Set task » Copy every line from the records below that holds the word "clip".

(Dataset entries)
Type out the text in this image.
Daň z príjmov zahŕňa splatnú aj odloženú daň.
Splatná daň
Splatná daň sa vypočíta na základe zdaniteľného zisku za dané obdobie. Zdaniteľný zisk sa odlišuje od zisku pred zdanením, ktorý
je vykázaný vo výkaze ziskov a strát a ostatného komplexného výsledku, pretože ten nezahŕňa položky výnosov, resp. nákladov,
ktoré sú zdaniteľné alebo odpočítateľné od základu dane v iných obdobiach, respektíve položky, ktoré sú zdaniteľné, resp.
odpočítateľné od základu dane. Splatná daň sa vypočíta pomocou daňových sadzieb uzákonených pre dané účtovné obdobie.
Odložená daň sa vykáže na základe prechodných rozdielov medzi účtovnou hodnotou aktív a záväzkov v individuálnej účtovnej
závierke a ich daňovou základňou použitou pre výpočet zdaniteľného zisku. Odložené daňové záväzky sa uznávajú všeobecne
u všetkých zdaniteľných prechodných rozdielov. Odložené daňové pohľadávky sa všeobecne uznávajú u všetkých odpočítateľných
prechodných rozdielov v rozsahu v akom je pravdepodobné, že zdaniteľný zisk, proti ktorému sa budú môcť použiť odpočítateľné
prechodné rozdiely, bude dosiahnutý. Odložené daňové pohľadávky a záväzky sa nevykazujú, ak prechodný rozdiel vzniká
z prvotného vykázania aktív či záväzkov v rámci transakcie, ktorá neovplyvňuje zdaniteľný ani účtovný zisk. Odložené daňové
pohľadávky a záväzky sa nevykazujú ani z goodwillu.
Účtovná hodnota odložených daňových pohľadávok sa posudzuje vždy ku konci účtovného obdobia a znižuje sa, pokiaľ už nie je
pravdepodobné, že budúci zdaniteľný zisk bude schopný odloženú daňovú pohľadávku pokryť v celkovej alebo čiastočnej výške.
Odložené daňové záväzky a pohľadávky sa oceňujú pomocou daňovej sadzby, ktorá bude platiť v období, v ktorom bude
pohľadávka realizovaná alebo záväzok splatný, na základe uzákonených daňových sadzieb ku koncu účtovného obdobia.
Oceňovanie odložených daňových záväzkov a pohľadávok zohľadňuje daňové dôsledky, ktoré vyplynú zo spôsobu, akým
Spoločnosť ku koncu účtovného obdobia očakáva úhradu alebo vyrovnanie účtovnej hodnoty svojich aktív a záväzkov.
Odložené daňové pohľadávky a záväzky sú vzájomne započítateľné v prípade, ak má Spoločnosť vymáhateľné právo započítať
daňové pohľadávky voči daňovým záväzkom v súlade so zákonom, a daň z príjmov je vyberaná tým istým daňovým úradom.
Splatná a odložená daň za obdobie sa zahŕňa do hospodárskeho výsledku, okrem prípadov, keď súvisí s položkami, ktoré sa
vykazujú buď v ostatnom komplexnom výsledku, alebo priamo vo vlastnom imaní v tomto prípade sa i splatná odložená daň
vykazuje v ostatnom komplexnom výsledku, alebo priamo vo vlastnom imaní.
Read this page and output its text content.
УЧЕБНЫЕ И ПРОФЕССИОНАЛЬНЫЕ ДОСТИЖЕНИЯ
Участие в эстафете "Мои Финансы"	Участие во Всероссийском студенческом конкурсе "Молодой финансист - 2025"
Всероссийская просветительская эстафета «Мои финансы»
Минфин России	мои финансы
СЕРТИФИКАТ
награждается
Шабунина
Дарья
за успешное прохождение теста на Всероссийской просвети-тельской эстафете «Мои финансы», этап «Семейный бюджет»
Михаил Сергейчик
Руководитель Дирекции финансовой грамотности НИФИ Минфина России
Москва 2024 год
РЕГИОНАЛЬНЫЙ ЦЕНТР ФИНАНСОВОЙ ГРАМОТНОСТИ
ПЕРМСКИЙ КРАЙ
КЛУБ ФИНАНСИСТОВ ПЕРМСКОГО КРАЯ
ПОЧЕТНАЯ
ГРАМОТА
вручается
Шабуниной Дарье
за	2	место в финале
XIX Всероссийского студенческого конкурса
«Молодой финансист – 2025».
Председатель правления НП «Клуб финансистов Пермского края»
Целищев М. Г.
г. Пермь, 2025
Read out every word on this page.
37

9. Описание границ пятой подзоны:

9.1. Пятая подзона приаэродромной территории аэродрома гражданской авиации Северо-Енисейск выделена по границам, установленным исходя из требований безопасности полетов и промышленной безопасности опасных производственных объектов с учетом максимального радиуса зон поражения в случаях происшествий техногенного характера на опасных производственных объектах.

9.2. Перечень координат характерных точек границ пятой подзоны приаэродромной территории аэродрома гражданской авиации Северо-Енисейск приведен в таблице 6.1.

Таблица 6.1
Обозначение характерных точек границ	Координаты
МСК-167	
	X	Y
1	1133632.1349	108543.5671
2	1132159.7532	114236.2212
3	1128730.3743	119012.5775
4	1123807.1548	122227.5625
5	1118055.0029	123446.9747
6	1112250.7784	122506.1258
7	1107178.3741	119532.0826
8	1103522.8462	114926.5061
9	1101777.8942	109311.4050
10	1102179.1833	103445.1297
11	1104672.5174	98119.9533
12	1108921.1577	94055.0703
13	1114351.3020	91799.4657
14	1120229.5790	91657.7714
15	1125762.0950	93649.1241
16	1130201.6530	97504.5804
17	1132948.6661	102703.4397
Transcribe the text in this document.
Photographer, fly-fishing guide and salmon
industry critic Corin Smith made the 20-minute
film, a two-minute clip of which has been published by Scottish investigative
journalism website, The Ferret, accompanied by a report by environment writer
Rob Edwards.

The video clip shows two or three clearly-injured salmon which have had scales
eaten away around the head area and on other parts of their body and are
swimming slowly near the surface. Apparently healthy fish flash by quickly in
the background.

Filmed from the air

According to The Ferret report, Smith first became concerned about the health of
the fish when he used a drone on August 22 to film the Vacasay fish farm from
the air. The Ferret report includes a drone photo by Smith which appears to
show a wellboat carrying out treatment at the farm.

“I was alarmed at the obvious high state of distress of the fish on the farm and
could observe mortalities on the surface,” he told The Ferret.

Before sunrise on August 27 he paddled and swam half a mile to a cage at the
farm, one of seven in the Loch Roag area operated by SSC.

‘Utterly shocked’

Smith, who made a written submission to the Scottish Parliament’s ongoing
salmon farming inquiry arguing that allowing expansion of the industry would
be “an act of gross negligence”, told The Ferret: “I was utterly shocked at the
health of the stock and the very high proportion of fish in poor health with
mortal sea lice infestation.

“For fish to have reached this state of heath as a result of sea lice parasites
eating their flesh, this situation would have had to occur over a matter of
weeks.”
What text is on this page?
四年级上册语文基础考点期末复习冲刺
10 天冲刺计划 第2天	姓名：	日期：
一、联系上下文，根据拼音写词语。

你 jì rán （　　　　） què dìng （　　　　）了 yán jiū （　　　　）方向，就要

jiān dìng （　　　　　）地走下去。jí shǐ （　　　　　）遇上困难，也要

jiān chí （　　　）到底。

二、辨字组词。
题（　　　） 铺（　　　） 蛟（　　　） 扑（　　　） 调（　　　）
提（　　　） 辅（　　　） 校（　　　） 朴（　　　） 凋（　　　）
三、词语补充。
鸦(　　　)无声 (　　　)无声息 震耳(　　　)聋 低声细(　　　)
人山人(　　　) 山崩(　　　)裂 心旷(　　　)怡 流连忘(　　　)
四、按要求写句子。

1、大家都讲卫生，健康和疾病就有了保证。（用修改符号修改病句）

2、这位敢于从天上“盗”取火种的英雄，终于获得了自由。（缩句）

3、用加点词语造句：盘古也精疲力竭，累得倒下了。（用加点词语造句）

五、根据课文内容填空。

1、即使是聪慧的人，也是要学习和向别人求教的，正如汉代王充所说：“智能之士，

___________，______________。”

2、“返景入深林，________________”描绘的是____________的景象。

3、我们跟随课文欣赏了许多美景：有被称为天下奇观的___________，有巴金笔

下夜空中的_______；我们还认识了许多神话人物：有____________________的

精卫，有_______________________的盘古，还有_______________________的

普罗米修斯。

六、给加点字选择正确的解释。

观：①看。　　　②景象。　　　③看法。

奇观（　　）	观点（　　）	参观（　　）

Problem solution »
film, a two-minute clip of which has been published by Scottish investigative
The video clip shows two or three clearly-injured salmon which have had scales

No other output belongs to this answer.